─── Excerpted records

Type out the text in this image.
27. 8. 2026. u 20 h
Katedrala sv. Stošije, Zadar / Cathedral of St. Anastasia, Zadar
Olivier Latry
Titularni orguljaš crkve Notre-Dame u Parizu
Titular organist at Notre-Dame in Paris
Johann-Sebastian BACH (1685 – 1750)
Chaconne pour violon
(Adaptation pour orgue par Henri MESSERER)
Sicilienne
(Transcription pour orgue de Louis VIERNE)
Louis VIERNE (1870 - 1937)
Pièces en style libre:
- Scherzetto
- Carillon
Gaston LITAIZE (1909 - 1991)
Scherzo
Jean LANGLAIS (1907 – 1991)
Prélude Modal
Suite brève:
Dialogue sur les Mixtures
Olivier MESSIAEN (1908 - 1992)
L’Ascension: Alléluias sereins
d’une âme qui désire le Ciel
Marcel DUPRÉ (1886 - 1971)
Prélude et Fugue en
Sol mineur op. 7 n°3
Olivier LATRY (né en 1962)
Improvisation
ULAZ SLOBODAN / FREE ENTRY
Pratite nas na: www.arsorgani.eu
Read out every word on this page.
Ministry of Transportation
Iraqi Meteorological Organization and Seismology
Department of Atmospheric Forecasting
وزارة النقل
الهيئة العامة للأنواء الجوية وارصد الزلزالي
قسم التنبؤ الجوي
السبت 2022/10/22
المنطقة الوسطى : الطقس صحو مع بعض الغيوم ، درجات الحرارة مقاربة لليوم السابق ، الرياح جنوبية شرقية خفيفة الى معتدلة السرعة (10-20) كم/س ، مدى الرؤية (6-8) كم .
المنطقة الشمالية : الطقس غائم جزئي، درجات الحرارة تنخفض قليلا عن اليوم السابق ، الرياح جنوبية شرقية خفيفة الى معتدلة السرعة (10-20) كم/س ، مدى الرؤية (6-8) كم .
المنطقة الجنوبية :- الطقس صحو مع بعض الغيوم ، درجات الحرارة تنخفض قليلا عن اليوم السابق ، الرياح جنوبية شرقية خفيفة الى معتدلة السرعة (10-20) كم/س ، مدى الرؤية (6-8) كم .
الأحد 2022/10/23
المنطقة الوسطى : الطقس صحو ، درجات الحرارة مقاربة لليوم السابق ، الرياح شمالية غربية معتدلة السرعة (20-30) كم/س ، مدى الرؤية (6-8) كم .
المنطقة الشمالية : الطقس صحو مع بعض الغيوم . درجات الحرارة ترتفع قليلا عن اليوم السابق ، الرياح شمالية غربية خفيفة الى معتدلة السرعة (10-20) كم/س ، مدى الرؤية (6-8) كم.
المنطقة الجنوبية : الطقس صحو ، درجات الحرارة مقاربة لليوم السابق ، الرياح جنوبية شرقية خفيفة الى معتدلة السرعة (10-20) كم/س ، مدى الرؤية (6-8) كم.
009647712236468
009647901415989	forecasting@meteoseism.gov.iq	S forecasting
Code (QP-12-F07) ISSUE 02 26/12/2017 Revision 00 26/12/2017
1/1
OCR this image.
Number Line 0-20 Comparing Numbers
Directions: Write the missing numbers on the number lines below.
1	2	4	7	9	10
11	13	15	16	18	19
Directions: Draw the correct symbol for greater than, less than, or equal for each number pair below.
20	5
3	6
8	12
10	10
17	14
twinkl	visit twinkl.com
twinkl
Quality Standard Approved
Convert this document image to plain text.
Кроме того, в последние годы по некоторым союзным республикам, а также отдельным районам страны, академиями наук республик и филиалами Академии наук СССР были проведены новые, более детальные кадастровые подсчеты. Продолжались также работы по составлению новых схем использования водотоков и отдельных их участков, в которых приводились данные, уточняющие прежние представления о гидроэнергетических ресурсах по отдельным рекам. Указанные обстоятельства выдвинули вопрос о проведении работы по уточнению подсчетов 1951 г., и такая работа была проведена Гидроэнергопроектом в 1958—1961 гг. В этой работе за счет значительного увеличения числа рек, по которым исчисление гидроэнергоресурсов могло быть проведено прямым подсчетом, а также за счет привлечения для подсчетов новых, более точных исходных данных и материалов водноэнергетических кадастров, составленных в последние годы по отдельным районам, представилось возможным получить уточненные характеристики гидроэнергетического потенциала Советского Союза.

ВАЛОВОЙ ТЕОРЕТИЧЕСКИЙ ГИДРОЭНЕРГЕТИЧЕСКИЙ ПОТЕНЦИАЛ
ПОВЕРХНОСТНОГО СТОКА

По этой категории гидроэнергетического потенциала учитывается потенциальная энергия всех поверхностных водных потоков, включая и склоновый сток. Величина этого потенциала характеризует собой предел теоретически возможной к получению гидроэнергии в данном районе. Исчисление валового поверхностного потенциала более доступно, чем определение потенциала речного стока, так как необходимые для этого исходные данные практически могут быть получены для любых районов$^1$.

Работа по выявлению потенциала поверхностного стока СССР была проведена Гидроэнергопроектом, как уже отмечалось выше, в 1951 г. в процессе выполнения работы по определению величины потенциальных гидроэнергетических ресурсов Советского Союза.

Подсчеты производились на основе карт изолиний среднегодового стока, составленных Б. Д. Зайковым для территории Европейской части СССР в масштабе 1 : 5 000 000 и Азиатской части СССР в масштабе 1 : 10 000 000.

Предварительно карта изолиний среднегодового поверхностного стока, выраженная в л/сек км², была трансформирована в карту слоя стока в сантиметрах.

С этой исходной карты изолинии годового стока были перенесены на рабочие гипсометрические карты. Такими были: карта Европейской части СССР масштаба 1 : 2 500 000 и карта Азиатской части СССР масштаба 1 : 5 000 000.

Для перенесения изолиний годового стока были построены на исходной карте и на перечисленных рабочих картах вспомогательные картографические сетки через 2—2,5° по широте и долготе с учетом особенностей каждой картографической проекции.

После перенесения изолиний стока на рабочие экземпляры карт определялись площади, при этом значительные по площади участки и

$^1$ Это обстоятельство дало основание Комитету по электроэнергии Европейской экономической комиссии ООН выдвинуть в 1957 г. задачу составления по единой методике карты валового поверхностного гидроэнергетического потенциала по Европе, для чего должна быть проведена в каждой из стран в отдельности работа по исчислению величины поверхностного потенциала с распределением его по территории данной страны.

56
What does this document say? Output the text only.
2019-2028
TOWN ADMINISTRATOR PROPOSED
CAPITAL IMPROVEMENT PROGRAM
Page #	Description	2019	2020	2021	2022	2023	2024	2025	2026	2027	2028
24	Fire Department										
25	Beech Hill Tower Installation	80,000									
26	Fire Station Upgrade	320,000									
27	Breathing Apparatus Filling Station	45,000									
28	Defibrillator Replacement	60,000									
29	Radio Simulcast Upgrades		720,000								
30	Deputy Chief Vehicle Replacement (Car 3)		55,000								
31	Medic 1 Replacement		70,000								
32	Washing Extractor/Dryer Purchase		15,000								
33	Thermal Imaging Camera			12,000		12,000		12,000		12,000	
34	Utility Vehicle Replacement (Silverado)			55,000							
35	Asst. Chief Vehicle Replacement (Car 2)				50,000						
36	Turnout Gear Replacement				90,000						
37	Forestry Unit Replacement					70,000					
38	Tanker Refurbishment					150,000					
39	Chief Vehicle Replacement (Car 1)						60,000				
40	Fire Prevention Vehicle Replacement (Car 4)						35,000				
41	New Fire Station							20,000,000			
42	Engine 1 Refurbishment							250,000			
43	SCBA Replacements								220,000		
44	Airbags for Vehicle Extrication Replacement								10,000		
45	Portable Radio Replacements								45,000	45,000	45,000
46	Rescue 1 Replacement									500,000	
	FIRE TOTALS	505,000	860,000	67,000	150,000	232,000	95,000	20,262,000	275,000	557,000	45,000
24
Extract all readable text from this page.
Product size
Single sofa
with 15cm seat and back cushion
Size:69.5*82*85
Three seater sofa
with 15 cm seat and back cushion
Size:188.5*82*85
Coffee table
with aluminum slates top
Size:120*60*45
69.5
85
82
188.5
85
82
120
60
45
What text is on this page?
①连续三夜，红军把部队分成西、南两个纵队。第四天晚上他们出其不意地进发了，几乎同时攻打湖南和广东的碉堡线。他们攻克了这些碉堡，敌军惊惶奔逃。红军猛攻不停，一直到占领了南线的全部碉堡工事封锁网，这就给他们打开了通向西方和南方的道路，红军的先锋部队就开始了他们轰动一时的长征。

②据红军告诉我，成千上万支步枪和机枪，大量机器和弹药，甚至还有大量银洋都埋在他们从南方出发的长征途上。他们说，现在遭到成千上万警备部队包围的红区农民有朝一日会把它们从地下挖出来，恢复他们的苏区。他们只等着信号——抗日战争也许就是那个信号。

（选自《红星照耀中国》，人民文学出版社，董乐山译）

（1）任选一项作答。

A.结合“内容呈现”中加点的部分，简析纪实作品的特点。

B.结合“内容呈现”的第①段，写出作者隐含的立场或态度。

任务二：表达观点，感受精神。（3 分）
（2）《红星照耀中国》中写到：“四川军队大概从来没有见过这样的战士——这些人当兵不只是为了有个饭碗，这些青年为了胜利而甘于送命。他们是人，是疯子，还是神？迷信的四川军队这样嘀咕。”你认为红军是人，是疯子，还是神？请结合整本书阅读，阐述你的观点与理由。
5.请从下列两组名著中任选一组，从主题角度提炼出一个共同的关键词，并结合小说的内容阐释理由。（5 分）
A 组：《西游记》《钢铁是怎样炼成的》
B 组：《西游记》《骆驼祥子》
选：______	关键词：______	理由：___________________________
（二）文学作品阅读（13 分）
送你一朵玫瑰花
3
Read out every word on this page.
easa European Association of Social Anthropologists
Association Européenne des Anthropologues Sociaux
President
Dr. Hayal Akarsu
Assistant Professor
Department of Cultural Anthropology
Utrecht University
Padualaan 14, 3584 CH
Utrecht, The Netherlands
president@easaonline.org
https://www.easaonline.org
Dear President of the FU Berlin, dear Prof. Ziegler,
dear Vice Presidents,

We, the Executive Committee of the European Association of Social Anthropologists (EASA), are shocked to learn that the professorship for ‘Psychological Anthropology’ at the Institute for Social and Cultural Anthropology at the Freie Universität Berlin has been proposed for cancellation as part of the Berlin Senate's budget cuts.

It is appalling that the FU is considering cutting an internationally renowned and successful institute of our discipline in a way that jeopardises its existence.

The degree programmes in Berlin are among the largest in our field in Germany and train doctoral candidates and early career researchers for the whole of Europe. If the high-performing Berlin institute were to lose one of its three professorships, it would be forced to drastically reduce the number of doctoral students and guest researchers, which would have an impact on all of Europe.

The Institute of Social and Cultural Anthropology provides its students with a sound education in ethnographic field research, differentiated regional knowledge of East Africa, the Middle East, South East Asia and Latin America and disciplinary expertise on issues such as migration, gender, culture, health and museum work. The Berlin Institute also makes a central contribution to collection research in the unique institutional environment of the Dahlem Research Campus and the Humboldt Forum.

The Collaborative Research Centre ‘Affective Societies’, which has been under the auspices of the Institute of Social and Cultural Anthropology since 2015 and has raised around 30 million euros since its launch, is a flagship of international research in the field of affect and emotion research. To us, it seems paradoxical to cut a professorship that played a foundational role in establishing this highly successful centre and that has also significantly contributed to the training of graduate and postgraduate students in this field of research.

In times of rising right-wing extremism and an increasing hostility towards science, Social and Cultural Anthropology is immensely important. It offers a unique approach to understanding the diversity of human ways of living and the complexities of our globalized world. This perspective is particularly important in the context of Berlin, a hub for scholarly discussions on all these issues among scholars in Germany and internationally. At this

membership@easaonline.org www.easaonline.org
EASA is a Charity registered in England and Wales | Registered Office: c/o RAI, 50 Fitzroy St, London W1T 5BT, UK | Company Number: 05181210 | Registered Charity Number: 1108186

──────

Stated problem:
Gather each line holding the string "What".

Answer to the task:
What does this document say? Output the text only.
What text is on this page?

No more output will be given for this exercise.